Aim of the exercise => Work through the listing below and count the lines that hold "района". Answer with the number alone.

Working data =>
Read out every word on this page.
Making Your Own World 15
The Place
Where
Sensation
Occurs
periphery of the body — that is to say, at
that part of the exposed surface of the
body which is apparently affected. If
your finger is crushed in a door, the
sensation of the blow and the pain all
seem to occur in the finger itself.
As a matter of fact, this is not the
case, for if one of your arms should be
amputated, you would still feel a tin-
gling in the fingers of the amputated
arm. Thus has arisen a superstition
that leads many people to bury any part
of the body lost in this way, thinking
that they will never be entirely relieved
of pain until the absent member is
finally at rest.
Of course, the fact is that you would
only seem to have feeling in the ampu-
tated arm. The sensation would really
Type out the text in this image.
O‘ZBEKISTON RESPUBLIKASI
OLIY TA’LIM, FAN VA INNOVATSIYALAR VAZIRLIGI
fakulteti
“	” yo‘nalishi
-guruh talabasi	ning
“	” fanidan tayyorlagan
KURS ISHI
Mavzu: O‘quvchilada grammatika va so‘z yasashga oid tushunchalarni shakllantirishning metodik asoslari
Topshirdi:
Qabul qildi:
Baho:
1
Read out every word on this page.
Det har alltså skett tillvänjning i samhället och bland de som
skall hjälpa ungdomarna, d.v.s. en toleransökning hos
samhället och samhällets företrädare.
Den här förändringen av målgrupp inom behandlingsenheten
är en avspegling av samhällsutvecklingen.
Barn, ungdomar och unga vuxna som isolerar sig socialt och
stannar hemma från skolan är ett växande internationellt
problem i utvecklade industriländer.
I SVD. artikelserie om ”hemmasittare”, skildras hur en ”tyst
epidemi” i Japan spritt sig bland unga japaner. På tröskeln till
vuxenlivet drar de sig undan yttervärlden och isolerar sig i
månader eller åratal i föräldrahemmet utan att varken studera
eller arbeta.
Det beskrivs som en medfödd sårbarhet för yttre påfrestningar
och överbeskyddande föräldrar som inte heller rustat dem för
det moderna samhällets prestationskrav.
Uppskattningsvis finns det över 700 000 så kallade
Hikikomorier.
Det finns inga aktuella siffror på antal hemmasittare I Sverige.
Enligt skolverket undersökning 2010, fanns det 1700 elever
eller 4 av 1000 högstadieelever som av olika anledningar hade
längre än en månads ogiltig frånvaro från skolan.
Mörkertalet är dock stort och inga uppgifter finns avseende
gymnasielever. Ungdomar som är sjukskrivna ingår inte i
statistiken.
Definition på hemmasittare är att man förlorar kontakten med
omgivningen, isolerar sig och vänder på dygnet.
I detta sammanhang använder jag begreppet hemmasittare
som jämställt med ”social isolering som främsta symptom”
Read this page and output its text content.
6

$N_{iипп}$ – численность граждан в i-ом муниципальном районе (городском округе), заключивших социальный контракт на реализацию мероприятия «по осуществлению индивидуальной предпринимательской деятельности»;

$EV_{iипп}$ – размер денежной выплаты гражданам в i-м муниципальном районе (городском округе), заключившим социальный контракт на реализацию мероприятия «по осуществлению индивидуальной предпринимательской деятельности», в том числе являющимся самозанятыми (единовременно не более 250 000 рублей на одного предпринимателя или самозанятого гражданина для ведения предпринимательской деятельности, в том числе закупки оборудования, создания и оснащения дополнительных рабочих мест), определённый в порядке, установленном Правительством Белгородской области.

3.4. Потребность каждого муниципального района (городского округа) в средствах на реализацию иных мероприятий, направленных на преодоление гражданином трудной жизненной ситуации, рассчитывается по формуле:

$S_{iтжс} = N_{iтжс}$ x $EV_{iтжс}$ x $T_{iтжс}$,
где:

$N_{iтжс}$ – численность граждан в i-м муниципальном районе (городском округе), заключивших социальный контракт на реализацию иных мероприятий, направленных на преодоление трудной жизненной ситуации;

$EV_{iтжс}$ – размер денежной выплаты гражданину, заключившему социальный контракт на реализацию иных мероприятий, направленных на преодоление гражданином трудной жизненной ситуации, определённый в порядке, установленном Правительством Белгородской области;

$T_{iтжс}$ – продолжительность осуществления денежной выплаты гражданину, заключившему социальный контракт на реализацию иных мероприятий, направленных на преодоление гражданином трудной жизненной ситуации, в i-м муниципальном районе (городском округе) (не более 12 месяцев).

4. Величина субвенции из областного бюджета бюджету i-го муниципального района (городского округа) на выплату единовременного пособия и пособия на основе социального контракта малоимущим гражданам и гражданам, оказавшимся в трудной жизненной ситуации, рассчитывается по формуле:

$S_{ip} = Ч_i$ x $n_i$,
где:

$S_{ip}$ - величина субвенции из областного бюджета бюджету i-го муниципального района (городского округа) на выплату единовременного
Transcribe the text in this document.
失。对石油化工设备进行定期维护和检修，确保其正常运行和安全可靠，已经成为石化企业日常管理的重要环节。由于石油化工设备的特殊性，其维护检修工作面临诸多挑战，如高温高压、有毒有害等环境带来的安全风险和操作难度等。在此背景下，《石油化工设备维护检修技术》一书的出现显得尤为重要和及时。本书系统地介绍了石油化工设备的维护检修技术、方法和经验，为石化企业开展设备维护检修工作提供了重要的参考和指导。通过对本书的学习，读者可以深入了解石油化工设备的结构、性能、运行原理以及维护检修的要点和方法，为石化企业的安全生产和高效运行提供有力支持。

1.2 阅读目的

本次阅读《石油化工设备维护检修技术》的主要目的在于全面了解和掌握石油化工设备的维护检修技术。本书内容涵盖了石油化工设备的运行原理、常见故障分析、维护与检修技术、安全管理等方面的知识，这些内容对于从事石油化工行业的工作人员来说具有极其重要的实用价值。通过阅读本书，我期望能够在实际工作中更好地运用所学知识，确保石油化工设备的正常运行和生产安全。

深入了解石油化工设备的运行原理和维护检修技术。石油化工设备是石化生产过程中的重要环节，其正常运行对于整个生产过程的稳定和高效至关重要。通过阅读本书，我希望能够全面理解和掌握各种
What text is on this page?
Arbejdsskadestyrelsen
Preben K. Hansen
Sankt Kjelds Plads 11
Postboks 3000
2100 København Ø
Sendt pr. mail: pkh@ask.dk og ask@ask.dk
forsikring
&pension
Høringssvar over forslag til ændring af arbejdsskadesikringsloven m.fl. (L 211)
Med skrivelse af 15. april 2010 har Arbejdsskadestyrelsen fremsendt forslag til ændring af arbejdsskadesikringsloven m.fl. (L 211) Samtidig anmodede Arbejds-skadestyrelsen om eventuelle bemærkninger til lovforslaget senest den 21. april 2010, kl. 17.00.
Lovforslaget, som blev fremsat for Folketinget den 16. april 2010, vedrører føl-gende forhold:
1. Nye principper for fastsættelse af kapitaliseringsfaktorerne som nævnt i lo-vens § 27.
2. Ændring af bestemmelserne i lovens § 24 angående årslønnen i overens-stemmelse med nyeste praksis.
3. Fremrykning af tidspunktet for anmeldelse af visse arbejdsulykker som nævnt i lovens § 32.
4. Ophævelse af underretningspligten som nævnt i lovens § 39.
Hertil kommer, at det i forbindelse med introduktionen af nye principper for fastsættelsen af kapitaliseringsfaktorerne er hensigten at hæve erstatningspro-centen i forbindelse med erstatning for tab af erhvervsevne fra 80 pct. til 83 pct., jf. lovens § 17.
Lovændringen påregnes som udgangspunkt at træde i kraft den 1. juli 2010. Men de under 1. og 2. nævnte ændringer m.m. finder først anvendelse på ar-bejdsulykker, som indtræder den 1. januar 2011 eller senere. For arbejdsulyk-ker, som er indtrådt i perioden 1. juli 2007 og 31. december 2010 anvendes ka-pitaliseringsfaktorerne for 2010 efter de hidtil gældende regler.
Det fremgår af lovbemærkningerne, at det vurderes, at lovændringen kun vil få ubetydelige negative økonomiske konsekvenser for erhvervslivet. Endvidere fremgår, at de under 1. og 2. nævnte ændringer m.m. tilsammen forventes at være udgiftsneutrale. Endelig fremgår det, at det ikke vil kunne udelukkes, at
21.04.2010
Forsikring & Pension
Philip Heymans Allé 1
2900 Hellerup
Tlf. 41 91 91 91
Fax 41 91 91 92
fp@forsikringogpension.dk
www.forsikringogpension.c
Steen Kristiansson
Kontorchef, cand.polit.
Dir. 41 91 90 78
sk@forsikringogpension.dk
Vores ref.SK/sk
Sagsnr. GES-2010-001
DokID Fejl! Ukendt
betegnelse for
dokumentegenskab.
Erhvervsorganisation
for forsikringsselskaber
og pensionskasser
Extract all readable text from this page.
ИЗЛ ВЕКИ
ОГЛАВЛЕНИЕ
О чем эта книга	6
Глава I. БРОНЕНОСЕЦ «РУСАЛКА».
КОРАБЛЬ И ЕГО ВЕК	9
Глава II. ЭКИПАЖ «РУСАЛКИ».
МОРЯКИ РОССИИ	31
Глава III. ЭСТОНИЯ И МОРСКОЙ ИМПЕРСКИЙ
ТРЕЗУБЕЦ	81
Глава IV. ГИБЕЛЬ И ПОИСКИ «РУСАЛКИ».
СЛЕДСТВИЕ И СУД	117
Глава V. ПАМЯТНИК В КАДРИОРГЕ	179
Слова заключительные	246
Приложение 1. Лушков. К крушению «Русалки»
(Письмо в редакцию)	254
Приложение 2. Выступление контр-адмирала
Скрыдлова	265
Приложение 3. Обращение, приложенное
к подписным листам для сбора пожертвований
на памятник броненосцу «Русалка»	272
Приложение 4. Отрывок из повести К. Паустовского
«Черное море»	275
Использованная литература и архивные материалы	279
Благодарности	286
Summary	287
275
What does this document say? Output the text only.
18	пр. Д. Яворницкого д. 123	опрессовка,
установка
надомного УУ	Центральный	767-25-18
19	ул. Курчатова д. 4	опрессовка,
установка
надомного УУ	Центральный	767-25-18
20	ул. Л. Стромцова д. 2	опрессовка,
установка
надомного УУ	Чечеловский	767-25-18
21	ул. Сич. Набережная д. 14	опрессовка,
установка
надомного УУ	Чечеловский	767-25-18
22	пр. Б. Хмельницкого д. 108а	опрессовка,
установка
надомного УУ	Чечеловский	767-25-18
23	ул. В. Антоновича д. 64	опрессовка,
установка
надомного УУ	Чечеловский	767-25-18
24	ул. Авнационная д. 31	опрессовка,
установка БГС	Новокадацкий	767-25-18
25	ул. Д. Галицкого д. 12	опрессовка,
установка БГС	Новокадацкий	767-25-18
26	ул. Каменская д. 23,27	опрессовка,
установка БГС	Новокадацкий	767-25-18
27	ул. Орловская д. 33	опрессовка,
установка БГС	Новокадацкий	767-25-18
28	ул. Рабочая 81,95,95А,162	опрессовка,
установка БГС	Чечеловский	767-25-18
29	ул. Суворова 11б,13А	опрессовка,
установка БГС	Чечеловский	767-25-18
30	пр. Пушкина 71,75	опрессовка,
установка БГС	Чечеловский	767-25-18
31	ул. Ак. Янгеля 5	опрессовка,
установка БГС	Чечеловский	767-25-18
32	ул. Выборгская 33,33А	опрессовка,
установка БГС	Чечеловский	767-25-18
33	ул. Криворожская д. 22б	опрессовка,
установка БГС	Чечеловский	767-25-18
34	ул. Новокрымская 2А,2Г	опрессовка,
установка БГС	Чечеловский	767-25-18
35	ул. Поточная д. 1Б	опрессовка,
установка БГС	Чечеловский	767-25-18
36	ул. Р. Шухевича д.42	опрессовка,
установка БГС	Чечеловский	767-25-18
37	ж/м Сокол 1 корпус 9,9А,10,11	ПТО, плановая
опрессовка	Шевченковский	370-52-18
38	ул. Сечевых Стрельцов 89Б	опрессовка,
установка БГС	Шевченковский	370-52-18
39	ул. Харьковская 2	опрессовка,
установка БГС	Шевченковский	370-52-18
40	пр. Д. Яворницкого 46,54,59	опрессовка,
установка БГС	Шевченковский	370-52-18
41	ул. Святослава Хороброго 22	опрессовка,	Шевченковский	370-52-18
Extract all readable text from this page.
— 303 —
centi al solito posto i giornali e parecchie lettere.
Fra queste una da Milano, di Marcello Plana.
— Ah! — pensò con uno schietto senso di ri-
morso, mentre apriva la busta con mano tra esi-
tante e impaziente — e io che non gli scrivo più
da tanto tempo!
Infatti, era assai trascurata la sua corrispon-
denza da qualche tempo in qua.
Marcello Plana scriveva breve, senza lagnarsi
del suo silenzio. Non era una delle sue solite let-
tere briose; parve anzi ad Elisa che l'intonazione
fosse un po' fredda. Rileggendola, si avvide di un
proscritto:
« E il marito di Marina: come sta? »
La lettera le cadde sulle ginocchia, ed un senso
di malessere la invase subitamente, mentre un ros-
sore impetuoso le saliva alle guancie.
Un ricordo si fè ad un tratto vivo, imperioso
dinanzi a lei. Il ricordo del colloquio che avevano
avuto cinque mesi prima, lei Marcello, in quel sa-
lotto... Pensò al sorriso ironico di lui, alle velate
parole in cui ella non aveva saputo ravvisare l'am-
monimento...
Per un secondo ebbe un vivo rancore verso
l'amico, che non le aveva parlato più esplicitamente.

Answer for this exercise => 3